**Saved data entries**
==============================

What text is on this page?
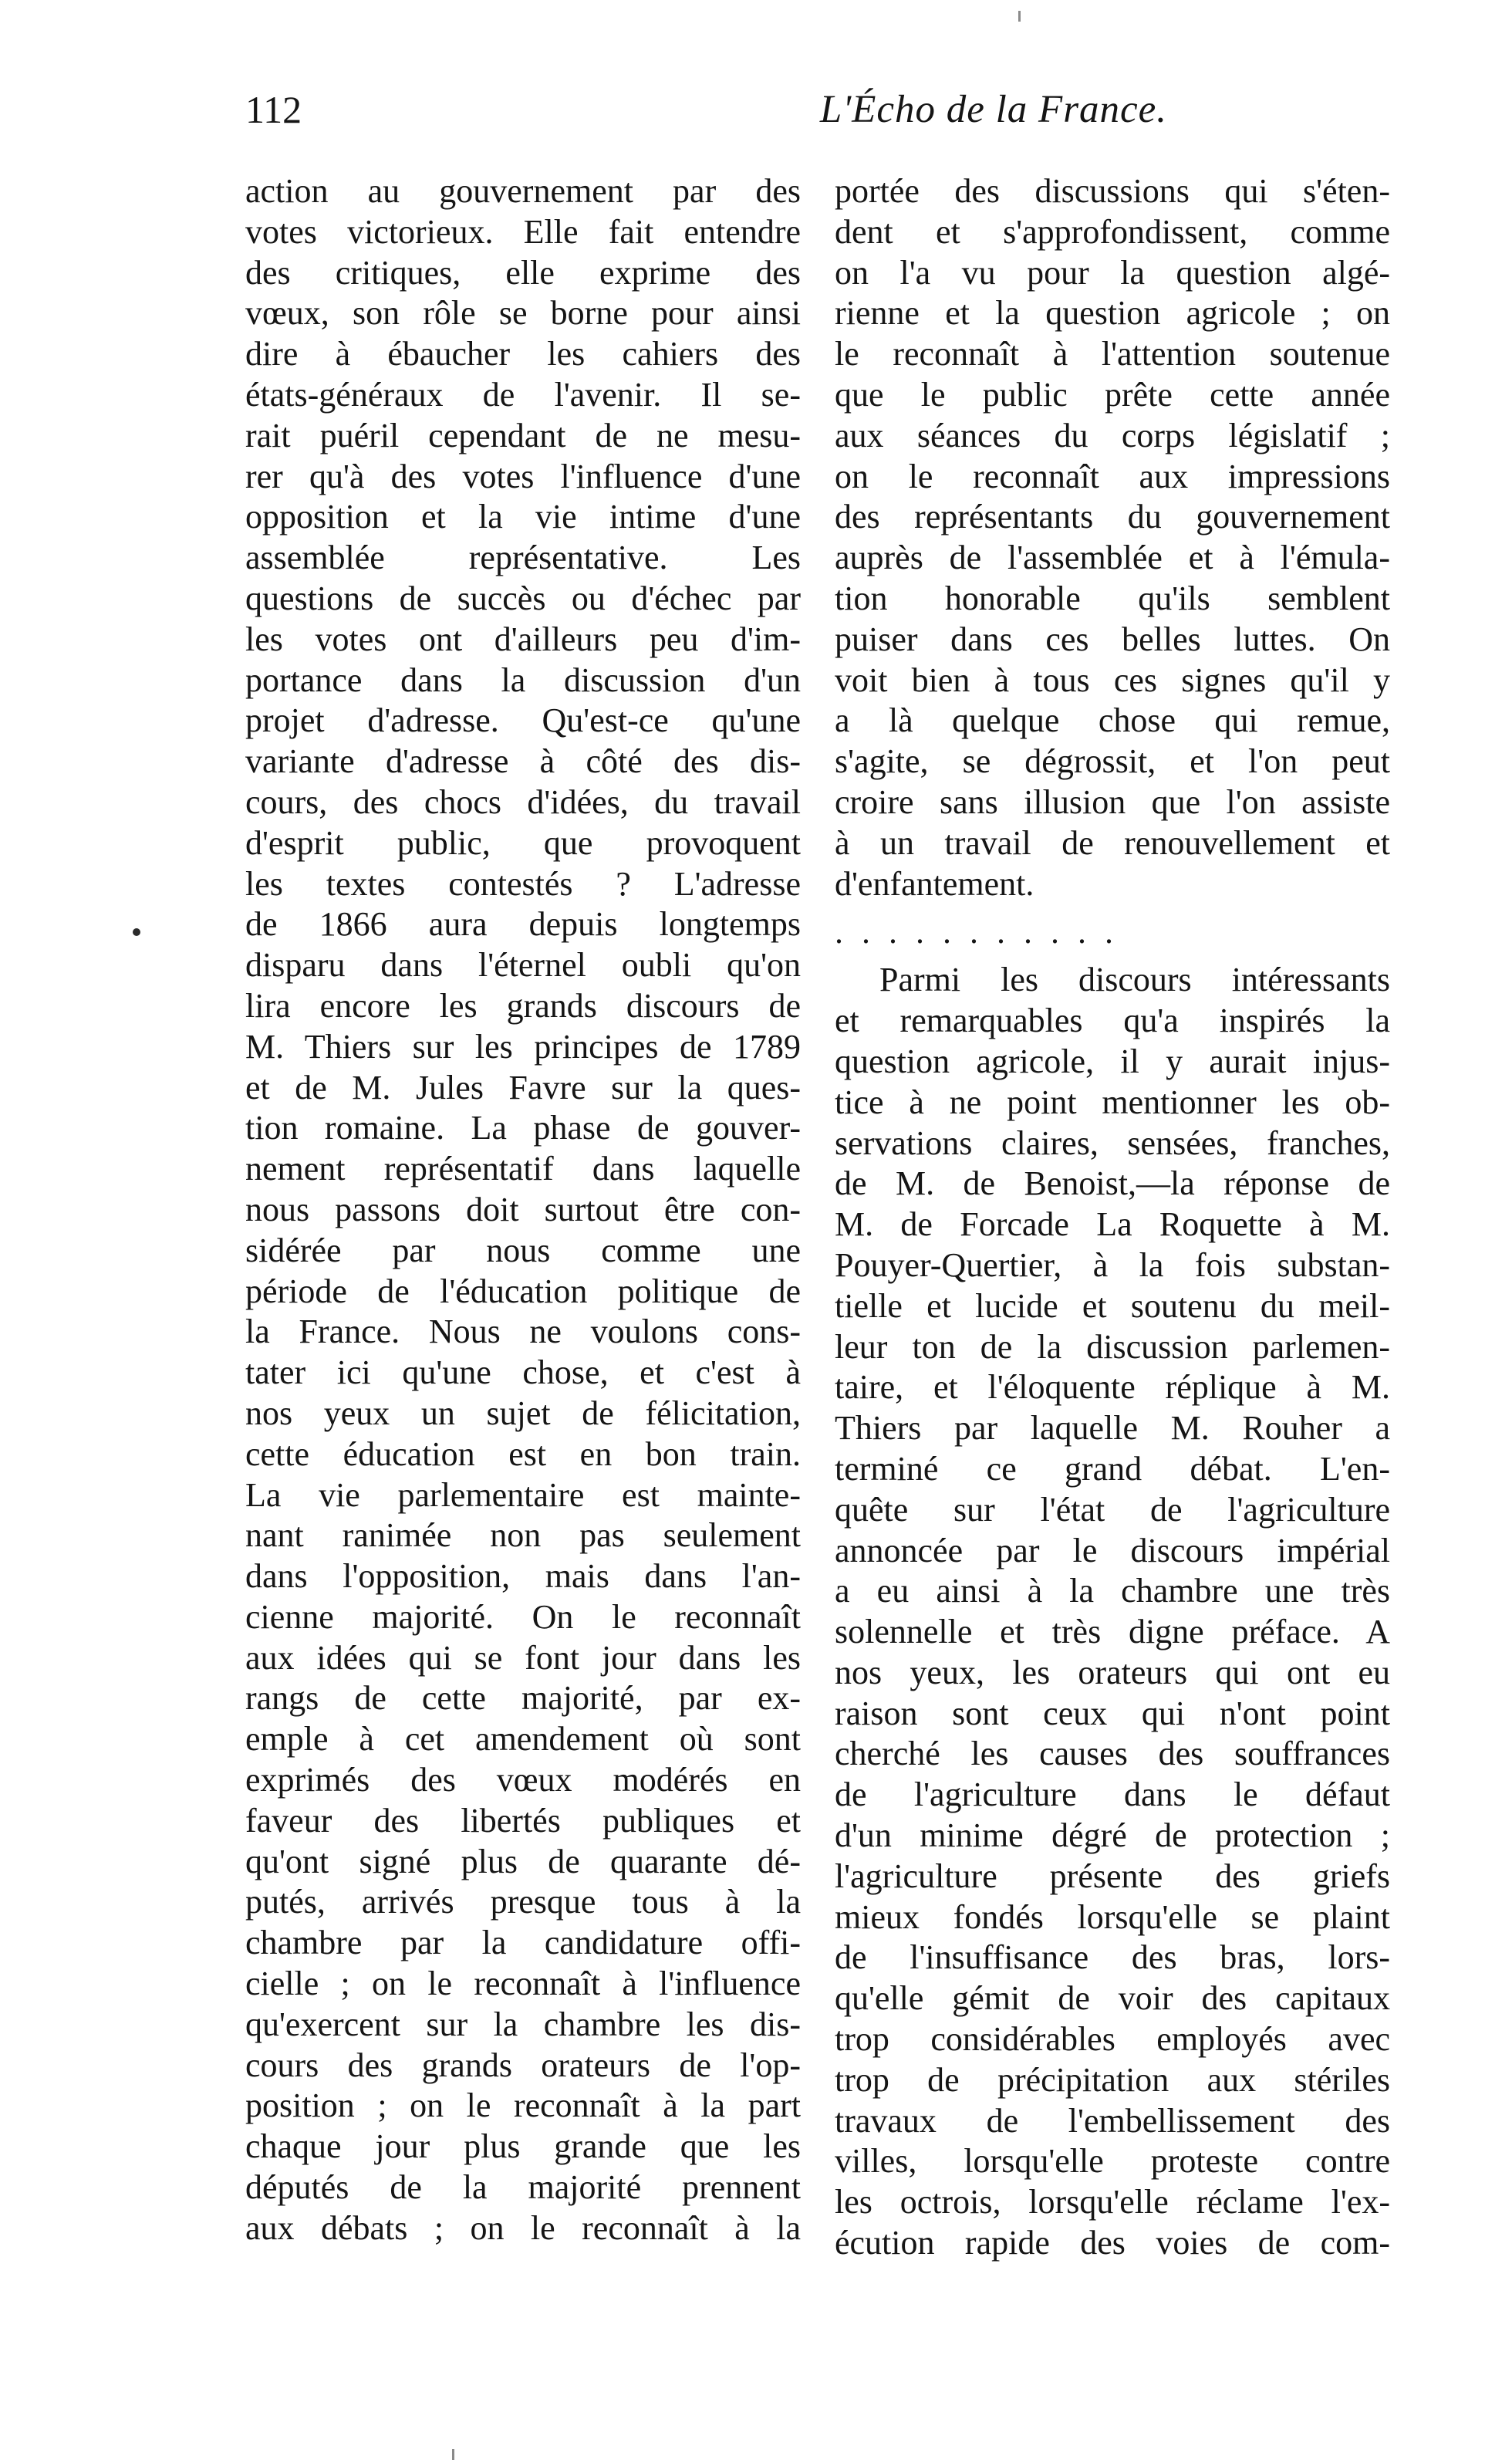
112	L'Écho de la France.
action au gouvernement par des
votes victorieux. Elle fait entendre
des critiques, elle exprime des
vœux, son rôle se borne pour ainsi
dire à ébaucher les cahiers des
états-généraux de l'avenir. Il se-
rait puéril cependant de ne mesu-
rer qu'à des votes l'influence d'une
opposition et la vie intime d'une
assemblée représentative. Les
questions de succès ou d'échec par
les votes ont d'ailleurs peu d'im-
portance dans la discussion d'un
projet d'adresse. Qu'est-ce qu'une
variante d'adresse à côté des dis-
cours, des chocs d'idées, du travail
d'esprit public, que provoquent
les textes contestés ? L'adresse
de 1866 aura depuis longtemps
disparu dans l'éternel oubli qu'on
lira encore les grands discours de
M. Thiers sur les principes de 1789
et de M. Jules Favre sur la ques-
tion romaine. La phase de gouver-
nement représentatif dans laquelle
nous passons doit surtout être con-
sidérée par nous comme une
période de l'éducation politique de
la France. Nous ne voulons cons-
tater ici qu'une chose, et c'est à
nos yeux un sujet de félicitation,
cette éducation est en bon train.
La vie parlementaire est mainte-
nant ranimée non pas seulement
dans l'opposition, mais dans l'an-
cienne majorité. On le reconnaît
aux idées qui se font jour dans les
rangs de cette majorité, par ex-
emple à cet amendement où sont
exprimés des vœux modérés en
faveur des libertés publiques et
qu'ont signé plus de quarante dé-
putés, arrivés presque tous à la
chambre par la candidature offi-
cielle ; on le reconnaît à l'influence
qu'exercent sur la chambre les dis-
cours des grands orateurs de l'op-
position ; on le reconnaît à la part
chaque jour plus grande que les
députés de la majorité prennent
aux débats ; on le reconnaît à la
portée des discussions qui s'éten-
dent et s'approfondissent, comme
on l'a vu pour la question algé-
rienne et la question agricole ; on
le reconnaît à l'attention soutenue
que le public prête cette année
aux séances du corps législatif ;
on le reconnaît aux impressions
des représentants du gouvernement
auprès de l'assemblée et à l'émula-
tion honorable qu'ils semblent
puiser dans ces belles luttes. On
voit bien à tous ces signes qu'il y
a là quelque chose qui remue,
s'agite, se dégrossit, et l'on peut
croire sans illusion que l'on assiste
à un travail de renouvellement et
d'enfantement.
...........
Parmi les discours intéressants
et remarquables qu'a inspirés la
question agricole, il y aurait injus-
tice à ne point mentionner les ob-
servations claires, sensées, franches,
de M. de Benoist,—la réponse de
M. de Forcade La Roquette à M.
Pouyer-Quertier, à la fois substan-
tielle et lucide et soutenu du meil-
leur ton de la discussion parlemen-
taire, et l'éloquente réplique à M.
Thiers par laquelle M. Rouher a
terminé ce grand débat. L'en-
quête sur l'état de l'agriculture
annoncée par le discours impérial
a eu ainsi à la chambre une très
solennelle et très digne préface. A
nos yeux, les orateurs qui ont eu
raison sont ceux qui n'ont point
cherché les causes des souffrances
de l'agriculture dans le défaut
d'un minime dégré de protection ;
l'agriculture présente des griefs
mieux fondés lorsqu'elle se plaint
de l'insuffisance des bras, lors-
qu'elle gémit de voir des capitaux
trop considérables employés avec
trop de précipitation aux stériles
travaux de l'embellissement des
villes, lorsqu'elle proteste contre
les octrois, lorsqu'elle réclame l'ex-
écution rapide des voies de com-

==============================

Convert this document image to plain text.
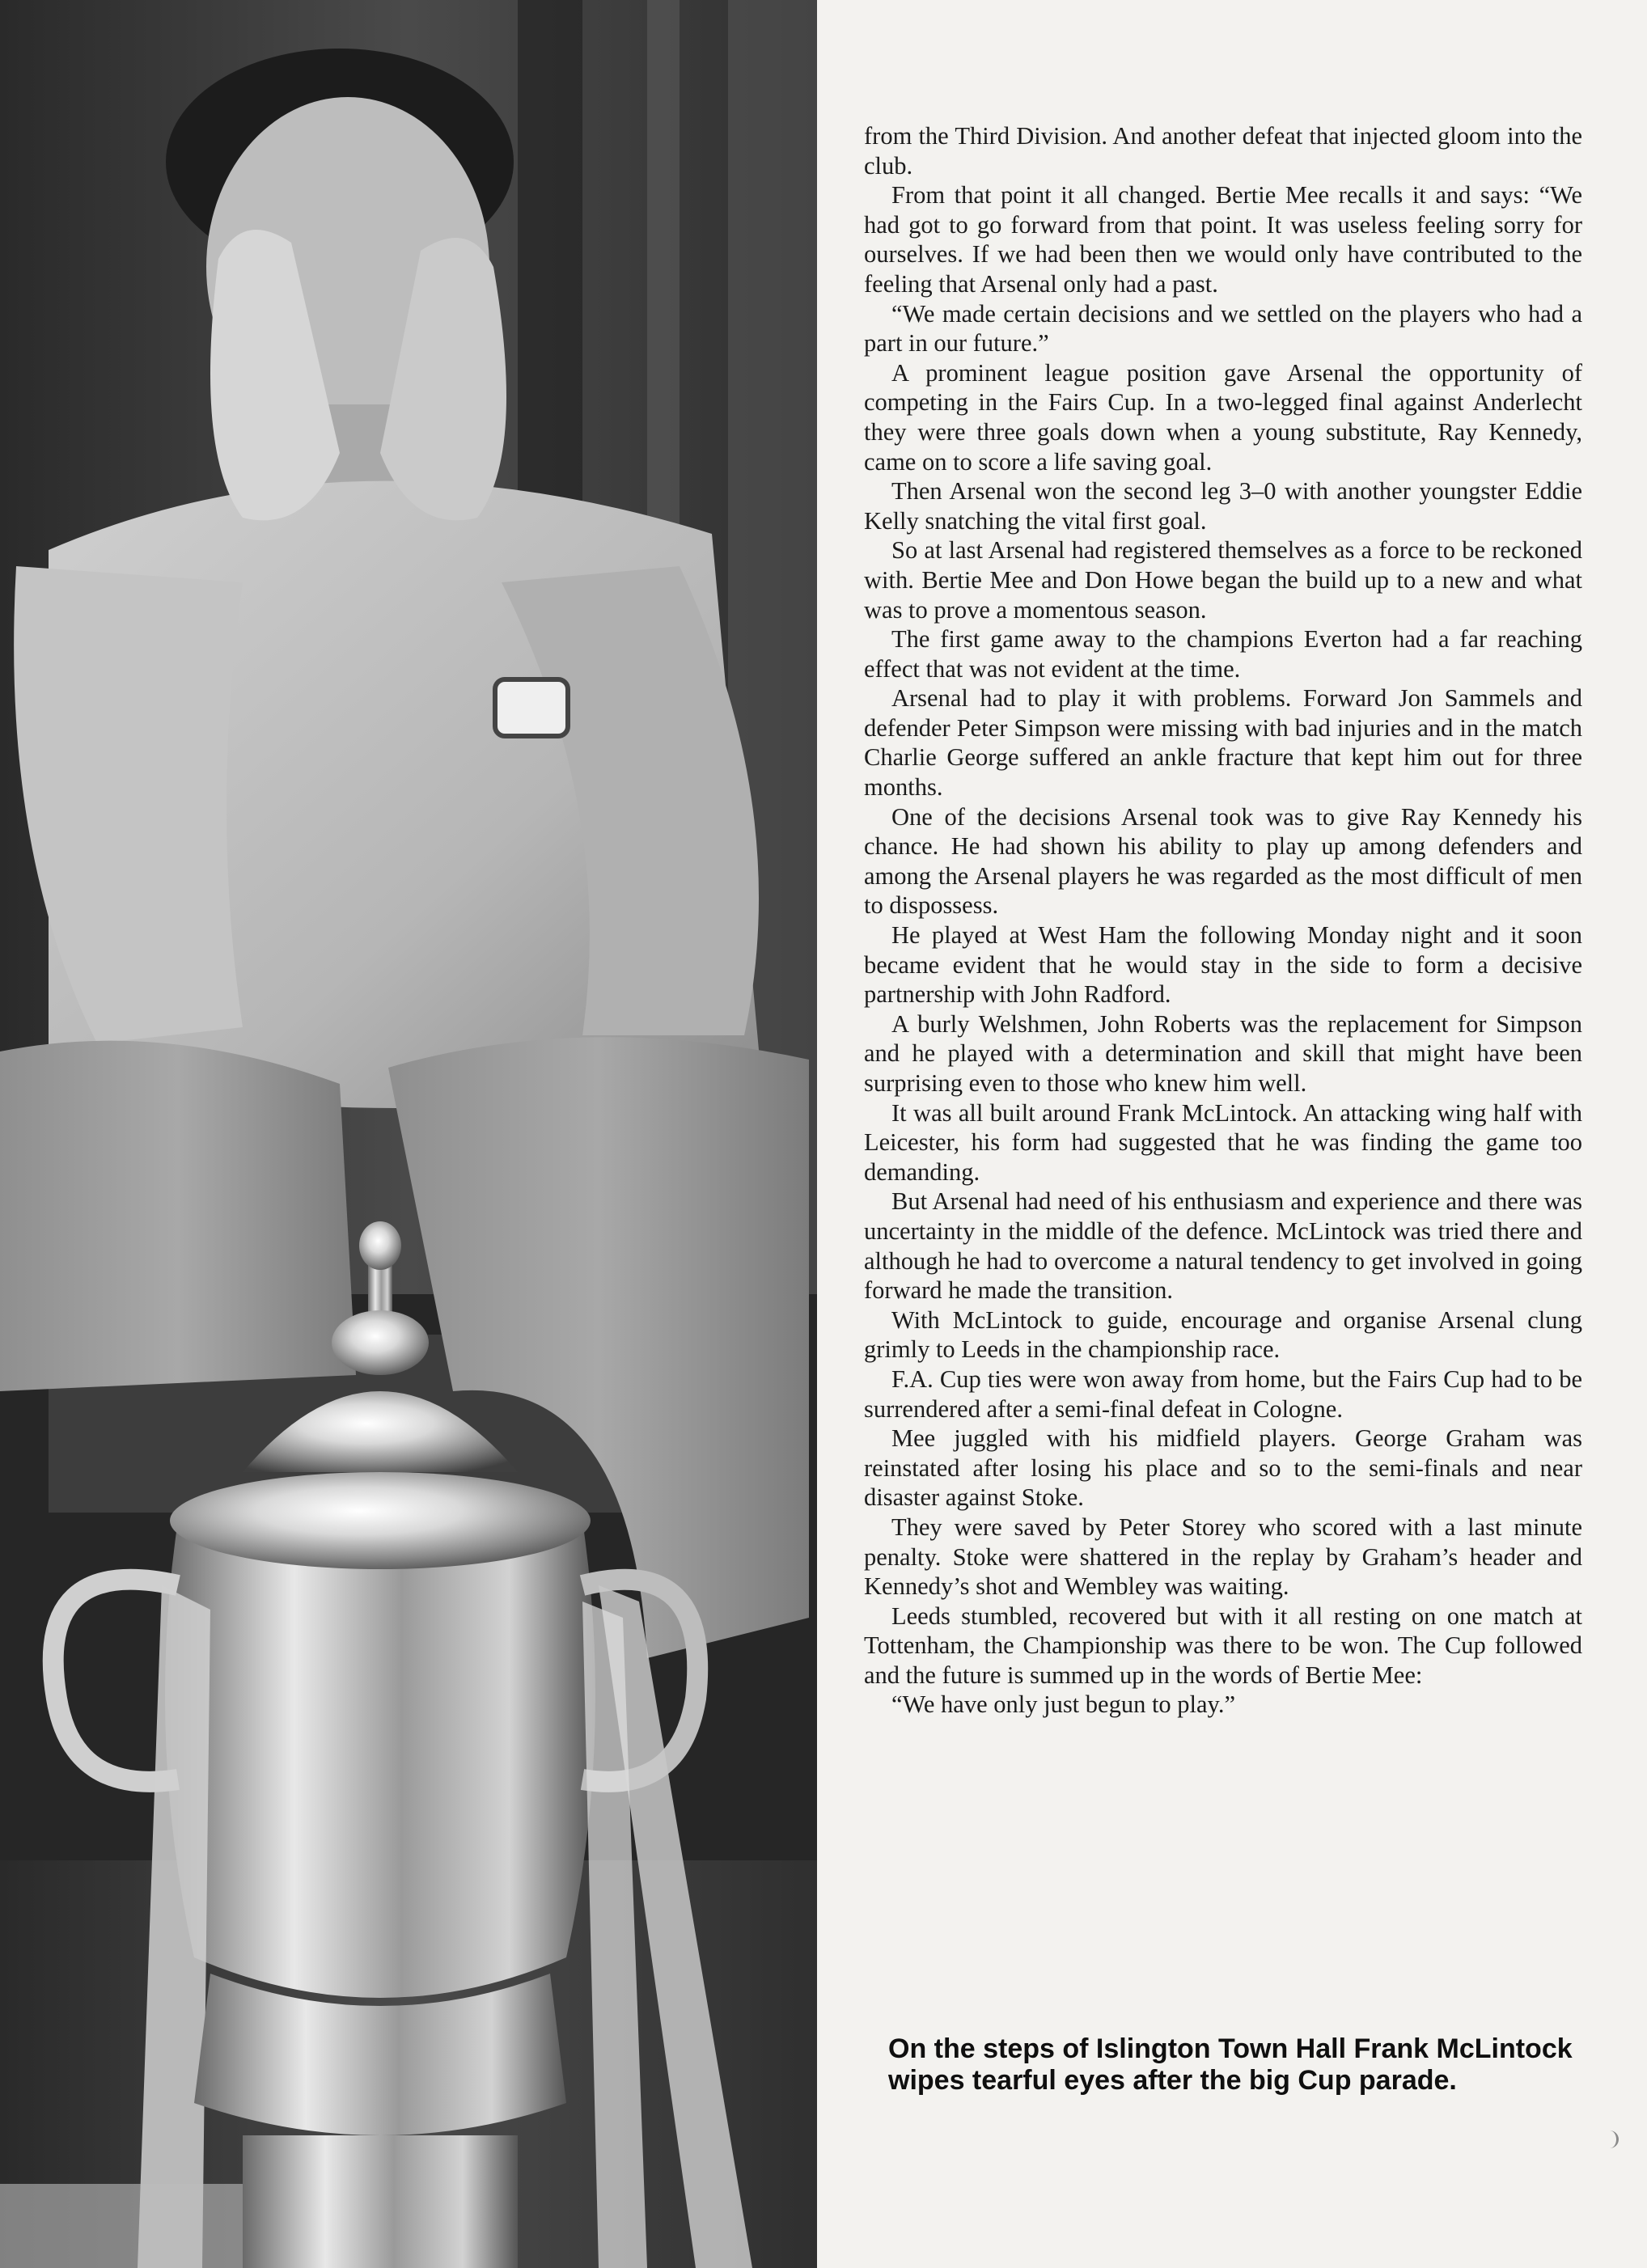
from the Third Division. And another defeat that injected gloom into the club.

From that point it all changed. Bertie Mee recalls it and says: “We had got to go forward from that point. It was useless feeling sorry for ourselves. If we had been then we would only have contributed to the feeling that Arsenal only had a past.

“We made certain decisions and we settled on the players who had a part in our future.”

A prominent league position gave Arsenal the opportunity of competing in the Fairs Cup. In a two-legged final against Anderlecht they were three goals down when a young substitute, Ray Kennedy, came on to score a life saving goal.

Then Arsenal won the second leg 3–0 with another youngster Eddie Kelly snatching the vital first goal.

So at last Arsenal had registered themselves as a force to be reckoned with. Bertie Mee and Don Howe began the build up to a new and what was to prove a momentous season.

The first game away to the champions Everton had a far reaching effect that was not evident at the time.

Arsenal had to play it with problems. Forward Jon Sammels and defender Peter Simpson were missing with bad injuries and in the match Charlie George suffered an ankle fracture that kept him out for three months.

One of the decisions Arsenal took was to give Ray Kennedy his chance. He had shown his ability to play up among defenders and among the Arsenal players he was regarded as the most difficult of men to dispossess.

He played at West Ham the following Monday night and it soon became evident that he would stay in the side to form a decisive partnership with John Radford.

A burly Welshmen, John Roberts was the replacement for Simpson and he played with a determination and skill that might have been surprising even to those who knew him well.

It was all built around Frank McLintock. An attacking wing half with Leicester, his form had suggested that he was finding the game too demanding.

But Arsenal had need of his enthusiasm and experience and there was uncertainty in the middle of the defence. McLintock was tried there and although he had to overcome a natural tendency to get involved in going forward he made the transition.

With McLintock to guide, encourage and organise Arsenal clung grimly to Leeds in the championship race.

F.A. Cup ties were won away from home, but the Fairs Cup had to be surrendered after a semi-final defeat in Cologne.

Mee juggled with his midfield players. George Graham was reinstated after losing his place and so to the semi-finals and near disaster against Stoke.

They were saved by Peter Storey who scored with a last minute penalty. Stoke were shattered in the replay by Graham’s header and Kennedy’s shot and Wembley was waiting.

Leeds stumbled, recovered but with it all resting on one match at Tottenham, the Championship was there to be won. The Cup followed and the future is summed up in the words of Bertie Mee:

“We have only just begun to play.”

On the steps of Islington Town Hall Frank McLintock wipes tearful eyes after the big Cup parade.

==============================

**SET TASK**
Take every line that includes the string "public" and copy it.

**COMPLETE ANSWER**
d'esprit public, que provoquent
que le public prête cette année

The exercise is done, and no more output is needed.